» Text passage
══════════════════════════════
Keywords: Capitalism; Marshall; Neoliberalism; Rights
Citizenship is a status bestowed on those who are full members of a community. All who possess the status are equal with respect to the rights and duties with which the status is endowed. There is no universal principle that determines what those rights and duties shall be, but societies in which citizenship is a developing institution create an image of an ideal citizenship against which achievement can be measured and towards which aspiration can be directed [1].
While citizenship is generally seen as an age old concept finding its origins in the classical societies of Greece and Rome, it was then necessarily an exclusionary concept. The honour of being a citizen was bestowed only on a handful of inhabitants of the land. To be a citizen of a state was a privilege rather than a right. Women, children, and slaves were essentially removed from such a setting. Such an understanding of citizenship underwent a massive change post the Enlightenment which culminated in the French Revolution.
At different points of time in the seventeenth and eighteenth century, many nations and cultures witnessed a shift in attitudes pertaining to scientific and religious beliefs, understanding of politics and society, and the way authority was perceived. This phenomenon of changing beliefs is referred to as the Enlightenment. The thinkers of this time were primarily concerned with “clearing away mysteries, obfuscations, the clutter of outmoded ideas and institutions that impeded man’s progress, prosperity and happiness” (Dent 2005). The aim was to replace the Church’s hegemony over education, law, governance and the social and private life of the people with a system that was “transparent in its rational purpose and functioning” and would lead to the liberation of man (Dent 2005). With its focus on rationality, equality and freedom of every individual, Enlightenment was an era of inclusion, an era which questioned the subjugation of a majority of the society by the Monarchs and the feudal landlords. It was the emergence of man from his “self-imposed nonage” [2]. Advocating democracy, enlightenment celebrated the individual. It was in such a context that the modern nation state and the corresponding modern notion of citizenship came into existence.
Feudalism as a socio-economic system, “a system under which the economic status and authority were associated with land-tenure, and the direct producer was under obligation based on law or customary right to devote a certain quota of his labour or his produce to the benefit of his feudal superior” [3] was necessarily a hierarchal system based on the subjugation of the labourer by the landlord. After much revolt, this system eventually gave rise to capitalism – a system based on the fundamental principle of freedom. While the transition from feudalism to capitalism has been much debated in literature from the two being called mutually exclusive (Sweezey) to one causing the other (Dobb), it is safe to say that the transition from feudalism to capitalism involves - a) a change in the ownership of means of production b) commodification of labour c) freedom to interact in a market. While the origins of capitalism can be traced back to the fifteenth and sixteenth century, capitalism in its full force – industrial capitalism – came into existence after the industrial revolution. With huge surplus being produced there was tremendous scope for market to expand.
══════════════════════════════
» Exercises
A - Check each statement against the citizenship passage. Mark it yes or no, and quote the exact words from the passage that decide it. (i) In the classical societies of Greece and Rome, women, children, and slaves were essentially shut out of citizenship. (ii) Industrial capitalism came into existence before the industrial revolution. (iii) A universal principle fixes the rights and duties of citizenship.
B - Render this sentence from the citizenship passage in Spanish: "To be a citizen of a state was a privilege rather than a right."
C - Please resume the citizenship passage, picking up right after its final sentence about the market's scope to expand.
══════════════════════════════
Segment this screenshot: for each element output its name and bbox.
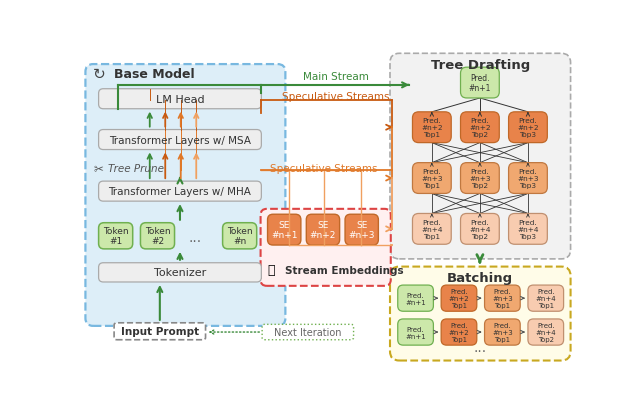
Text: ✂: ✂ bbox=[94, 162, 104, 175]
FancyBboxPatch shape bbox=[412, 163, 451, 194]
FancyBboxPatch shape bbox=[461, 68, 499, 99]
FancyBboxPatch shape bbox=[484, 285, 520, 311]
FancyBboxPatch shape bbox=[114, 323, 205, 340]
Text: Pred.
#n+3
Top2: Pred. #n+3 Top2 bbox=[469, 169, 491, 189]
Text: Pred.
#n+1: Pred. #n+1 bbox=[405, 292, 426, 305]
Text: Pred.
#n+4
Top3: Pred. #n+4 Top3 bbox=[517, 219, 539, 239]
Text: Tokenizer: Tokenizer bbox=[154, 268, 206, 278]
FancyBboxPatch shape bbox=[441, 319, 477, 345]
Text: SE
#n+1: SE #n+1 bbox=[271, 221, 298, 240]
Text: Pred.
#n+2
Top3: Pred. #n+2 Top3 bbox=[517, 118, 539, 138]
FancyBboxPatch shape bbox=[140, 223, 175, 249]
Text: Tree Prune: Tree Prune bbox=[108, 164, 164, 173]
FancyBboxPatch shape bbox=[260, 209, 391, 286]
Text: Pred.
#n+2
Top2: Pred. #n+2 Top2 bbox=[469, 118, 491, 138]
Text: Pred.
#n+4
Top2: Pred. #n+4 Top2 bbox=[469, 219, 491, 239]
FancyBboxPatch shape bbox=[509, 113, 547, 143]
FancyBboxPatch shape bbox=[461, 214, 499, 244]
Text: Batching: Batching bbox=[447, 271, 513, 284]
Text: Transformer Layers w/ MHA: Transformer Layers w/ MHA bbox=[109, 187, 252, 197]
Text: Pred.
#n+3
Top1: Pred. #n+3 Top1 bbox=[492, 322, 513, 342]
FancyBboxPatch shape bbox=[509, 163, 547, 194]
Text: Token
#2: Token #2 bbox=[145, 227, 170, 246]
FancyBboxPatch shape bbox=[345, 215, 378, 245]
Text: Speculative Streams: Speculative Streams bbox=[270, 164, 378, 173]
Text: Pred.
#n+2
Top1: Pred. #n+2 Top1 bbox=[421, 118, 443, 138]
Text: ...: ... bbox=[474, 341, 487, 355]
FancyBboxPatch shape bbox=[99, 182, 261, 202]
FancyBboxPatch shape bbox=[412, 214, 451, 244]
Text: Pred.
#n+4
Top1: Pred. #n+4 Top1 bbox=[536, 288, 556, 309]
FancyBboxPatch shape bbox=[509, 214, 547, 244]
Text: Base Model: Base Model bbox=[114, 68, 195, 81]
Text: Transformer Layers w/ MSA: Transformer Layers w/ MSA bbox=[109, 135, 251, 145]
FancyBboxPatch shape bbox=[390, 54, 571, 259]
FancyBboxPatch shape bbox=[484, 319, 520, 345]
FancyBboxPatch shape bbox=[528, 319, 564, 345]
FancyBboxPatch shape bbox=[223, 223, 257, 249]
FancyBboxPatch shape bbox=[262, 325, 353, 340]
FancyBboxPatch shape bbox=[397, 319, 433, 345]
Text: Pred.
#n+2
Top1: Pred. #n+2 Top1 bbox=[449, 322, 469, 342]
FancyBboxPatch shape bbox=[307, 215, 340, 245]
Text: 🔥: 🔥 bbox=[268, 263, 275, 276]
FancyBboxPatch shape bbox=[461, 113, 499, 143]
Text: Token
#1: Token #1 bbox=[103, 227, 129, 246]
Text: ↻: ↻ bbox=[92, 66, 105, 82]
Text: ...: ... bbox=[188, 230, 201, 244]
Text: Tree Drafting: Tree Drafting bbox=[431, 58, 530, 71]
Text: Pred.
#n+4
Top1: Pred. #n+4 Top1 bbox=[421, 219, 443, 239]
Text: SE
#n+3: SE #n+3 bbox=[348, 221, 375, 240]
Text: Speculative Streams: Speculative Streams bbox=[282, 92, 390, 102]
Text: Pred.
#n+1: Pred. #n+1 bbox=[468, 74, 491, 93]
Text: Token
#n: Token #n bbox=[227, 227, 252, 246]
Text: Pred.
#n+3
Top3: Pred. #n+3 Top3 bbox=[517, 169, 539, 189]
FancyBboxPatch shape bbox=[441, 285, 477, 311]
FancyBboxPatch shape bbox=[85, 65, 285, 326]
FancyBboxPatch shape bbox=[528, 285, 564, 311]
Text: Main Stream: Main Stream bbox=[303, 72, 369, 82]
FancyBboxPatch shape bbox=[99, 90, 261, 109]
Text: Next Iteration: Next Iteration bbox=[274, 327, 342, 337]
FancyBboxPatch shape bbox=[390, 267, 571, 361]
Text: Pred.
#n+3
Top1: Pred. #n+3 Top1 bbox=[492, 288, 513, 309]
Text: Input Prompt: Input Prompt bbox=[121, 327, 199, 337]
Text: Pred.
#n+4
Top2: Pred. #n+4 Top2 bbox=[536, 322, 556, 342]
Text: Pred.
#n+3
Top1: Pred. #n+3 Top1 bbox=[421, 169, 443, 189]
Text: Stream Embeddings: Stream Embeddings bbox=[285, 265, 404, 275]
FancyBboxPatch shape bbox=[461, 163, 499, 194]
Text: Pred.
#n+1: Pred. #n+1 bbox=[405, 326, 426, 339]
FancyBboxPatch shape bbox=[99, 223, 132, 249]
Text: LM Head: LM Head bbox=[156, 95, 204, 104]
Text: SE
#n+2: SE #n+2 bbox=[310, 221, 336, 240]
FancyBboxPatch shape bbox=[99, 263, 261, 282]
FancyBboxPatch shape bbox=[99, 130, 261, 150]
FancyBboxPatch shape bbox=[397, 285, 433, 311]
FancyBboxPatch shape bbox=[268, 215, 301, 245]
FancyBboxPatch shape bbox=[412, 113, 451, 143]
Text: Pred.
#n+2
Top1: Pred. #n+2 Top1 bbox=[449, 288, 469, 309]
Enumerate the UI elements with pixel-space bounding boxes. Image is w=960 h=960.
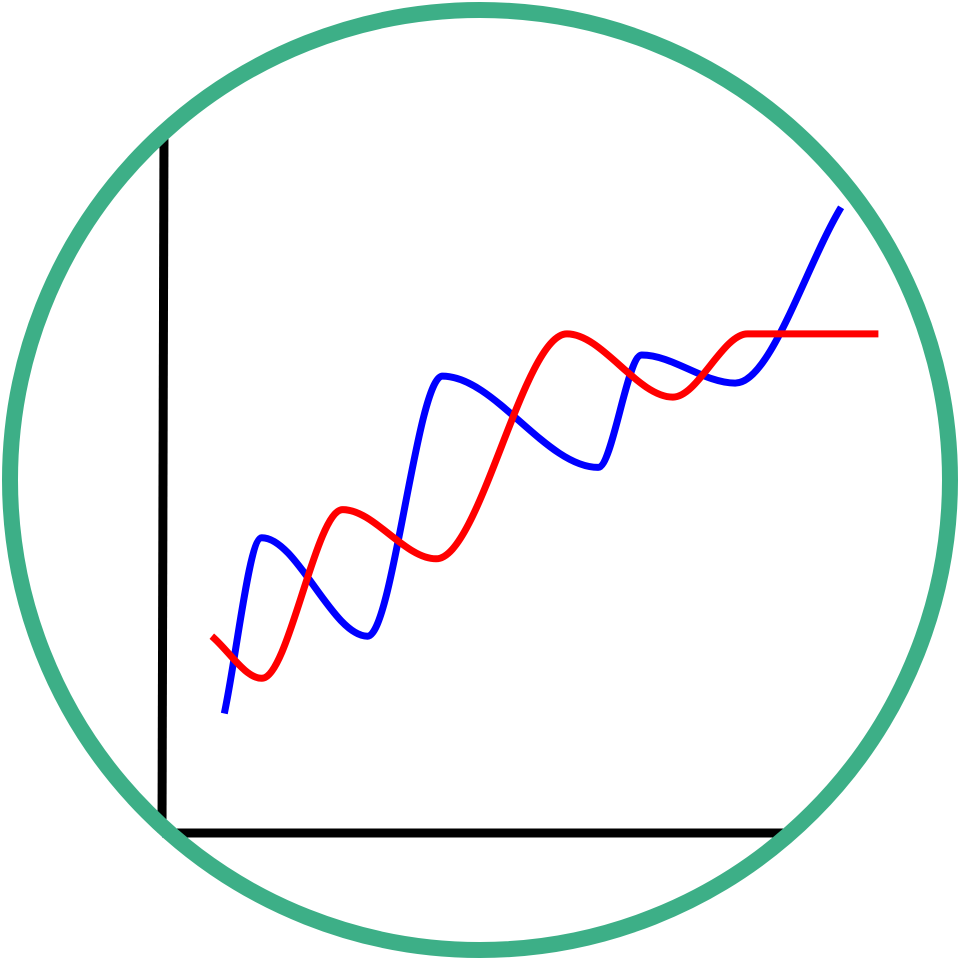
series-line-2 <box>209 330 879 682</box>
series-line-1 <box>220 205 845 715</box>
y-axis <box>157 129 169 834</box>
plot-area <box>157 129 879 838</box>
series-layer <box>209 205 879 715</box>
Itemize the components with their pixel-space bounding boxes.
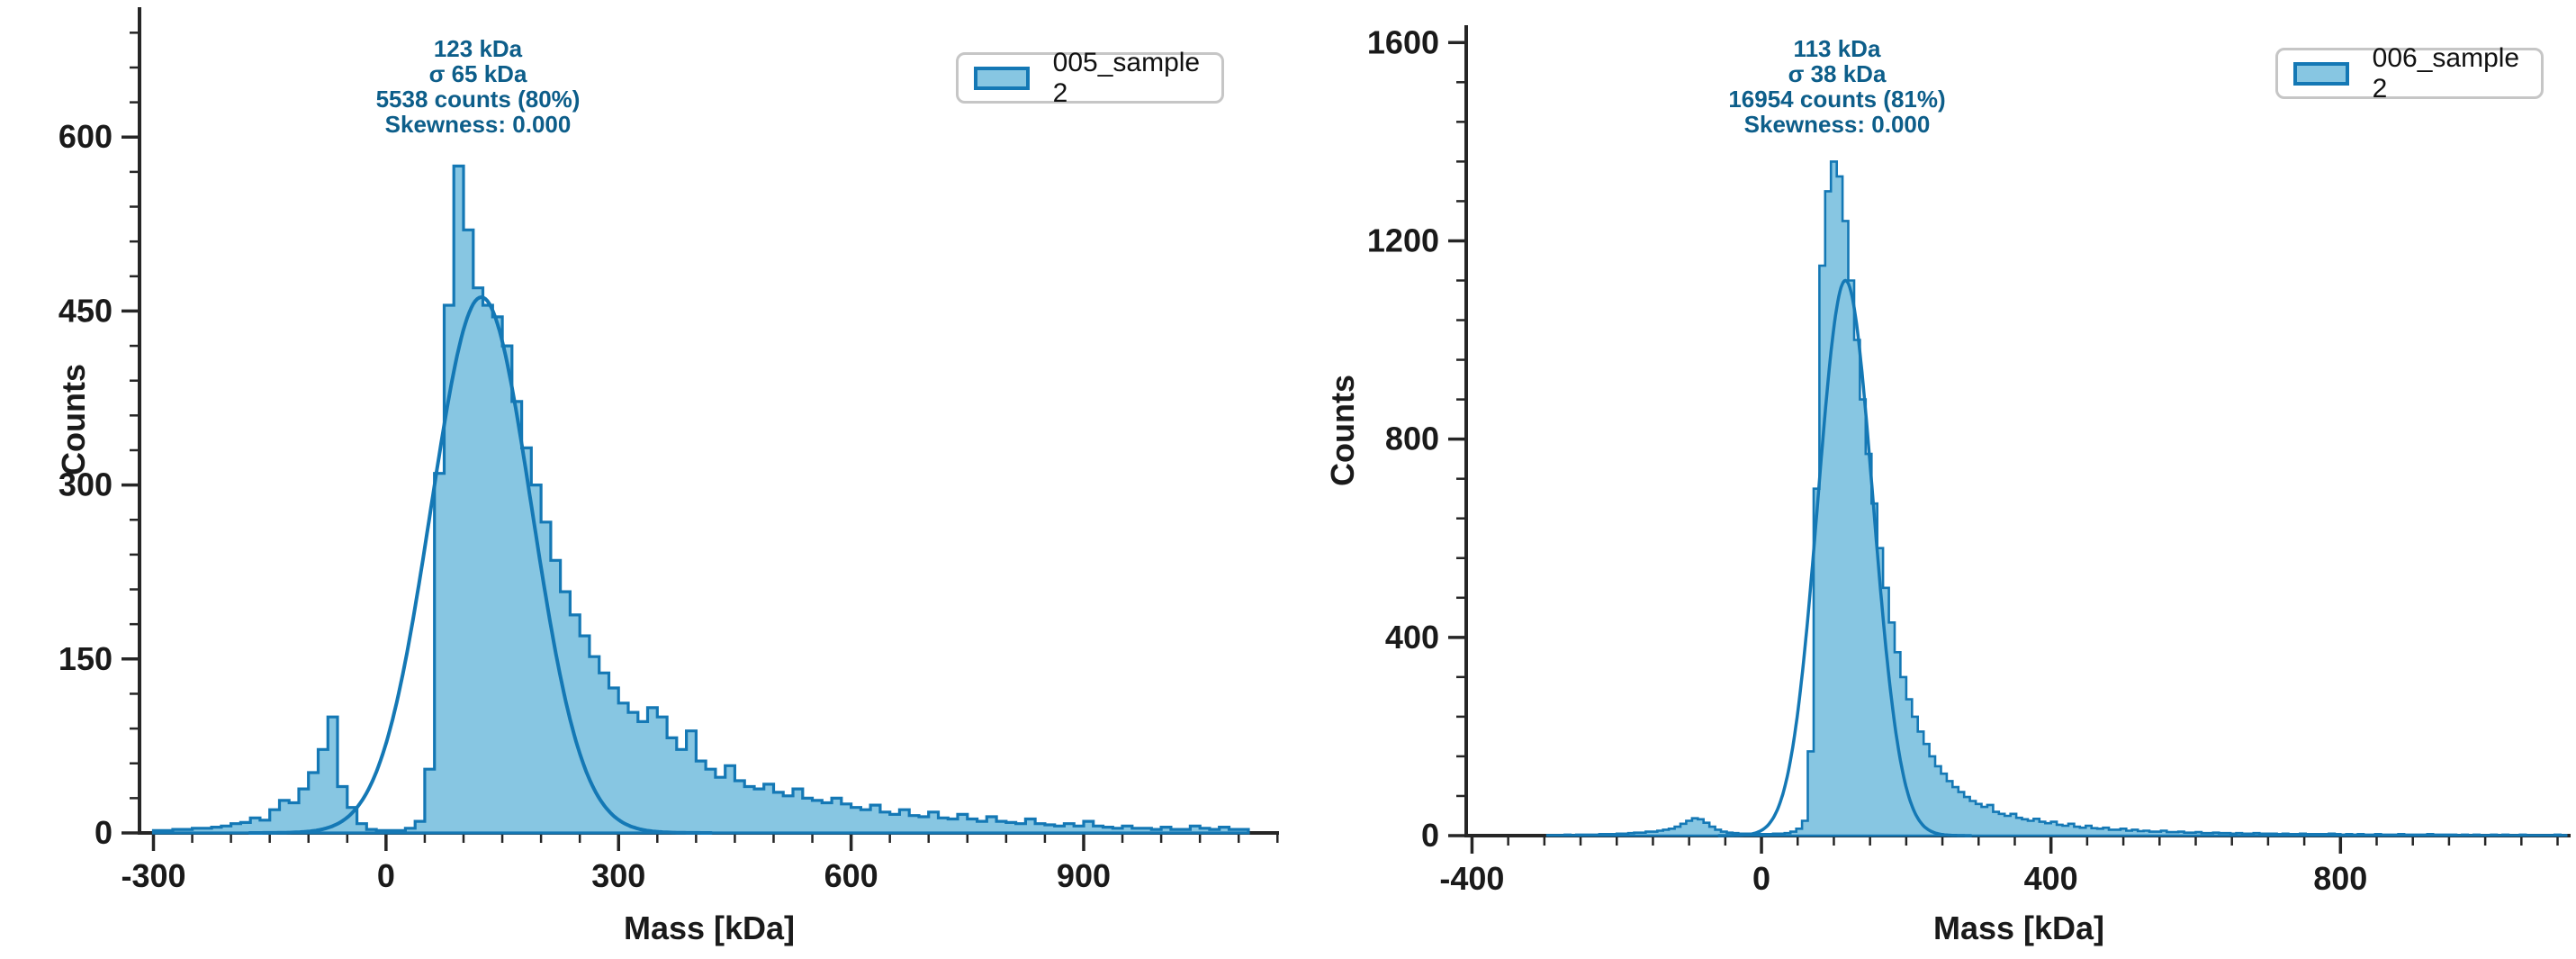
y-tick-label: 400 <box>1385 619 1439 656</box>
annotation-line-mass: 123 kDa <box>433 35 523 62</box>
y-tick-label: 450 <box>59 292 113 329</box>
legend-right: 006_sample 2 <box>2275 43 2544 104</box>
fit-curve <box>248 294 714 835</box>
y-tick-label: 1200 <box>1367 222 1439 258</box>
fit-annotation-right: 113 kDa σ 38 kDa 16954 counts (81%) Skew… <box>1728 36 1945 137</box>
fit-annotation-left: 123 kDa σ 65 kDa 5538 counts (80%) Skewn… <box>376 36 581 137</box>
y-tick-label: 0 <box>95 814 113 851</box>
y-tick-label: 150 <box>59 640 113 677</box>
y-tick-label: 300 <box>59 466 113 503</box>
chart-panel-right: -400 0 400 800 0 400 800 1200 1600 113 kDa σ 38 … <box>1287 0 2576 959</box>
annotation-line-mass: 113 kDa <box>1793 35 1881 62</box>
x-tick-label: 0 <box>377 857 395 894</box>
legend-swatch-right <box>2293 61 2349 86</box>
x-tick-label: 800 <box>2313 860 2367 897</box>
fit-curve <box>1717 278 1973 837</box>
chart-panel-left: -300 0 300 600 900 0 150 300 450 600 123 kDa σ 65… <box>0 0 1287 959</box>
y-axis-title-right: Counts <box>1324 375 1361 486</box>
x-tick-label: 400 <box>2024 860 2078 897</box>
x-axis-title-left: Mass [kDa] <box>623 909 796 946</box>
annotation-line-counts: 5538 counts (80%) <box>375 86 581 113</box>
x-tick-label: 300 <box>591 857 645 894</box>
y-tick-label: 800 <box>1385 421 1439 457</box>
legend-label-right: 006_sample 2 <box>2372 42 2520 104</box>
y-tick-label: 600 <box>59 118 113 155</box>
annotation-line-sigma: σ 65 kDa <box>428 60 527 87</box>
annotation-line-skewness: Skewness: 0.000 <box>384 111 572 138</box>
annotation-line-skewness: Skewness: 0.000 <box>1743 111 1931 138</box>
x-tick-label: -300 <box>121 857 185 894</box>
legend-swatch-left <box>974 66 1030 90</box>
x-tick-label: 600 <box>824 857 878 894</box>
x-tick-label: 900 <box>1057 857 1111 894</box>
annotation-line-sigma: σ 38 kDa <box>1788 60 1887 87</box>
y-tick-label: 1600 <box>1367 23 1439 60</box>
y-axis-title-left: Counts <box>55 364 92 475</box>
x-tick-label: -400 <box>1439 860 1504 897</box>
annotation-line-counts: 16954 counts (81%) <box>1728 86 1946 113</box>
x-tick-label: 0 <box>1752 860 1770 897</box>
x-axis-title-right: Mass [kDa] <box>1932 909 2105 946</box>
legend-left: 005_sample 2 <box>956 48 1224 108</box>
y-tick-label: 0 <box>1421 817 1439 854</box>
legend-label-left: 005_sample 2 <box>1052 47 1201 108</box>
histogram-bars <box>151 164 1250 835</box>
histogram-bars <box>1545 160 2568 837</box>
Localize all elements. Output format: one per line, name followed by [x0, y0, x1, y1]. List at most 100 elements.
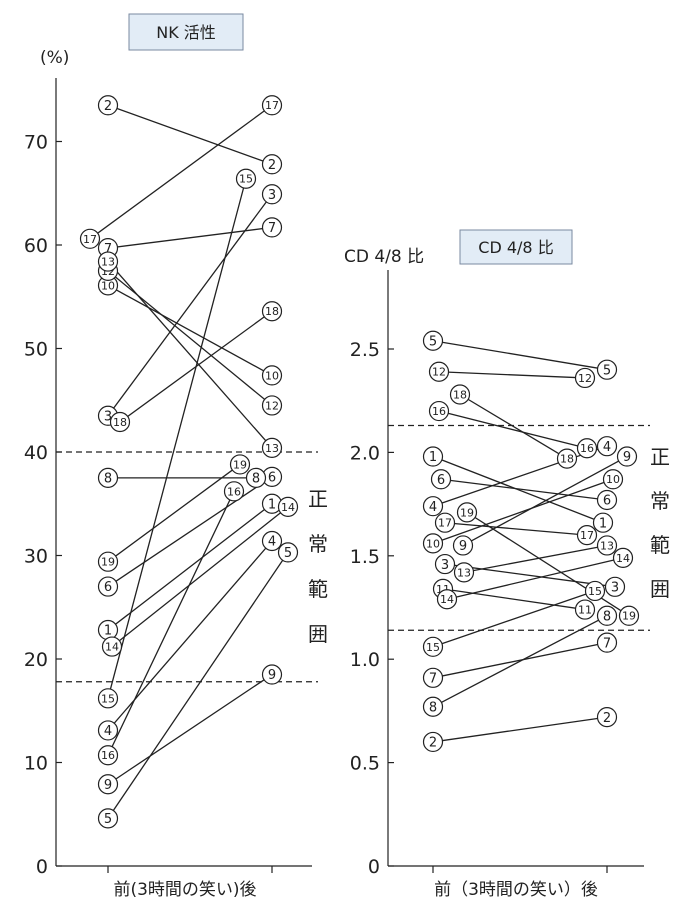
══════════════════════════════
» Written answers
A -
(i) Yes: "Women, children, and slaves were essentially removed from such a setting."
(ii) No: "capitalism in its full force – industrial capitalism – came into existence after the industrial revolution."
(iii) No: "There is no universal principle that determines what those rights and duties shall be"

B - Ser ciudadano de un Estado era un privilegio más que un derecho.

C -
Capitalism, argues Marx, essentially leads to the division of the population into two antagonistic classes – the capitalist class (bourgeoisie) who owns the means of production and the labour class (proletariat) who sell their labour in exchange of wages. This division of the people into two classes is the source of oppression that is so fundamental to capitalism [4]. And it is this aspect of capitalism which does not sit quite well with the simultaneous rise of the idea of citizenship based on the enlightenment principles of rationality and equality of individuals.
Two sets of questions thus arise. Firstly, how did citizenship and the notion of equality come into existence simultaneously with the development of capitalism – the greatest perpetuator of inequality? Was capitalism initially based on equality and something went wrong later? Or was there an inherent contradiction between the two from the very beginning? Second, how has a system which was a response to prevalent inequality in the society itself become a perpetuator of inequality? It is this contradiction that T H Marshall looked to understand in “Citizenship and Social Class”.
T H Marshall’s analysis
T H Marshall’s work on citizenship is considered to mark the beginning of the contemporary theoretical development on citizenship. Marshall developed his theory on citizenship at a time when the National Health Service was being created, when higher education opportunities were being expanded in Britain, when pension and welfare provision resembling “cradle to grave protections” were being provided to the citizens and when the government was beginning to nationalise basic industries [5]. The development of a welfare state thus forms the background of Marshall’s political thought.
Taking Britain as his starting point, unlike some Marxists who see the notion of equality in citizenship as an illusion, drawing from the economist Alfred Marshall, T H Marshall believes in the legitimacy of the modern society’s propagation of equality. At the same time, he also recognises the inequality that is perpetuated by a capitalist society. In his political thought, Marshall tried to resolve the tension between the two contradictory principles. Writes Marshall, "I shall suggest that our society today assumes that the two are still compatible, so much so that citizenship has itself become, in certain respects, the architect of legitimate social inequality” [1].
Marshall divides citizenship into three parts – civil, political and social. The civil element of citizenship deals with rights which are a prerequisite for the freedom of human beings and have courts of justice as their corresponding institution, the political element deals with rights related to political power – the right to be both a member of a political authority or to elect a political authority for oneself – and have parliaments and councils of local government as their corresponding institutions. The third element of citizenship – the social aspect – deals with rights related to the well-being of individuals and corresponds to the institutions of educational system and social services [1]. The three elements of citizenship, for Marshall, developed in a unilineal manner in the eighteenth, nineteenth and twentieth centuries respectively. Marshall’s thesis thus has a teleological character to it. Tracing the development of citizenship T H Marshall looks to analyse how citizenship, a concept fundamentally based in the concept of equality developed simultaneously with capitalism – a system which primarily needs inequality to flourish.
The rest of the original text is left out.